> **Written request**: Reproduce, unchanged, the stretch of the rows below that opens with the line containing "point [519, 155, 529, 165]" and closes with the line containing "point [950, 279, 960, 289]", with both of those lines included.

> **The data**:
- - - - - - -
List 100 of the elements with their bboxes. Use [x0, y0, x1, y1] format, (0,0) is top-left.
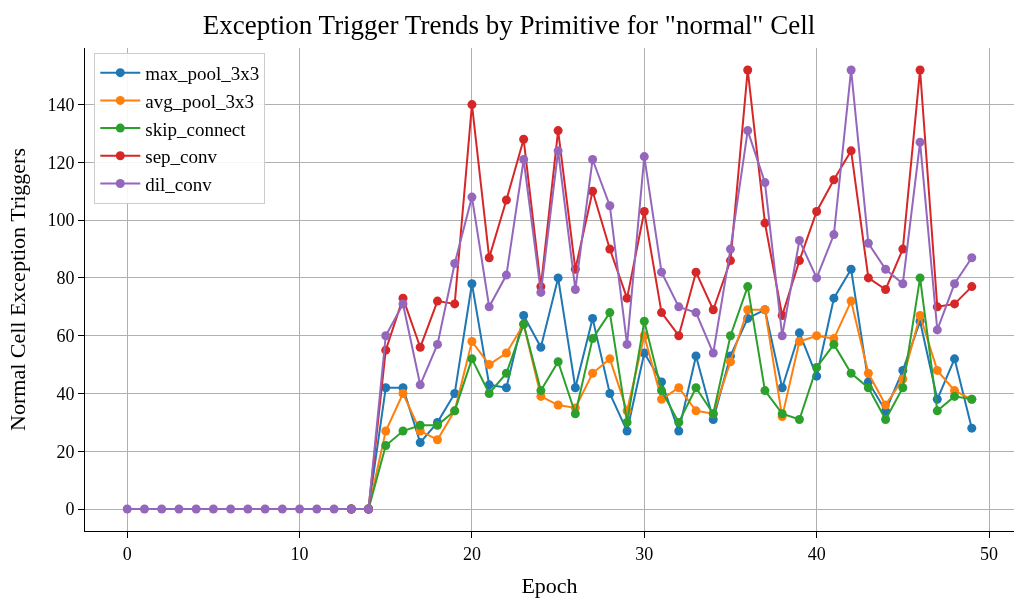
point [519, 155, 529, 165]
point [950, 354, 960, 364]
point [415, 420, 425, 430]
point [484, 253, 494, 263]
point [898, 383, 908, 393]
point [467, 354, 477, 364]
point [312, 504, 322, 514]
point [881, 414, 891, 424]
point [674, 426, 684, 436]
point [570, 409, 580, 419]
point [415, 438, 425, 448]
point [812, 207, 822, 216]
point [950, 279, 960, 289]
x-tick-label: 50 [980, 543, 999, 564]
point [639, 316, 649, 326]
point [139, 504, 149, 514]
y-tick-label: 80 [56, 268, 75, 289]
point [794, 414, 804, 424]
point [915, 137, 925, 147]
point [622, 339, 632, 349]
point [743, 282, 753, 292]
point [639, 152, 649, 162]
point [501, 383, 511, 393]
point [553, 146, 563, 156]
point [381, 426, 391, 436]
point [846, 65, 856, 75]
point [432, 435, 442, 445]
point [777, 383, 787, 393]
point [932, 365, 942, 375]
point [415, 380, 425, 390]
point [450, 389, 460, 398]
point [950, 299, 960, 309]
point [812, 331, 822, 341]
point [657, 308, 667, 318]
point [829, 339, 839, 349]
point [639, 207, 649, 216]
point [622, 426, 632, 436]
point [519, 134, 529, 144]
point [174, 504, 184, 514]
point [898, 279, 908, 289]
point [881, 264, 891, 274]
y-tick-label: 140 [47, 94, 75, 115]
point [794, 235, 804, 245]
y-tick-label: 20 [56, 441, 75, 462]
x-tick-label: 10 [290, 543, 309, 564]
point [708, 348, 718, 358]
point [829, 230, 839, 240]
point [450, 259, 460, 268]
x-tick-label: 20 [462, 543, 481, 564]
point [588, 368, 598, 378]
x-tick-label: 40 [807, 543, 826, 564]
point [967, 253, 977, 263]
point [915, 65, 925, 75]
point [725, 331, 735, 341]
point [674, 383, 684, 393]
point [243, 504, 253, 514]
y-tick-label: 40 [56, 383, 75, 404]
point [863, 238, 873, 248]
point [588, 155, 598, 165]
point [950, 391, 960, 401]
y-axis-title: Normal Cell Exception Triggers [5, 148, 31, 431]
point [760, 178, 770, 188]
point [674, 302, 684, 312]
point [967, 282, 977, 292]
point [329, 504, 339, 514]
point [777, 331, 787, 341]
point [812, 363, 822, 372]
point [657, 267, 667, 277]
point [708, 305, 718, 315]
point [553, 400, 563, 410]
point [553, 357, 563, 367]
point [122, 504, 132, 514]
point [432, 296, 442, 306]
point [501, 270, 511, 280]
legend-label: sep_conv [145, 146, 218, 168]
point [657, 386, 667, 396]
point [863, 368, 873, 378]
point [295, 504, 305, 514]
point [484, 360, 494, 370]
point [484, 302, 494, 312]
point [226, 504, 236, 514]
point [605, 354, 615, 364]
point [725, 357, 735, 367]
point [846, 368, 856, 378]
point [157, 504, 167, 514]
point [605, 201, 615, 211]
point [863, 383, 873, 393]
point [691, 267, 701, 277]
point [846, 264, 856, 274]
point [794, 328, 804, 338]
point [553, 126, 563, 136]
point [932, 325, 942, 335]
point [570, 285, 580, 294]
point [915, 273, 925, 283]
point [760, 218, 770, 228]
point [691, 351, 701, 361]
point [398, 389, 408, 398]
point [829, 175, 839, 185]
point [674, 331, 684, 341]
legend-label: dil_conv [145, 173, 213, 195]
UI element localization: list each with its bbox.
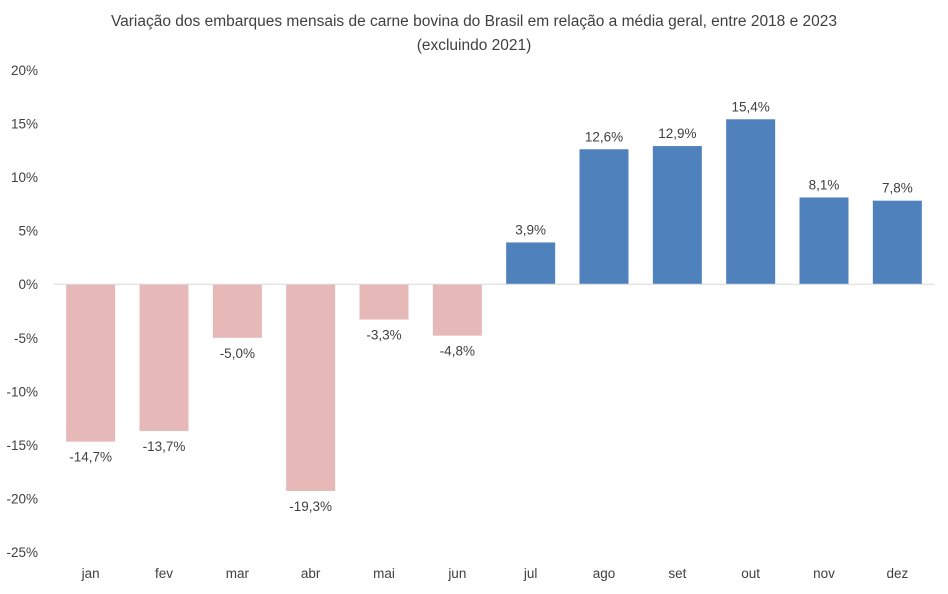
- - - - - - -
> **Response to this task**:
point [519, 155, 529, 165]
point [950, 354, 960, 364]
point [415, 420, 425, 430]
point [484, 253, 494, 263]
point [898, 383, 908, 393]
point [467, 354, 477, 364]
point [312, 504, 322, 514]
point [881, 414, 891, 424]
point [674, 426, 684, 436]
point [570, 409, 580, 419]
point [415, 438, 425, 448]
point [812, 207, 822, 216]
point [950, 279, 960, 289]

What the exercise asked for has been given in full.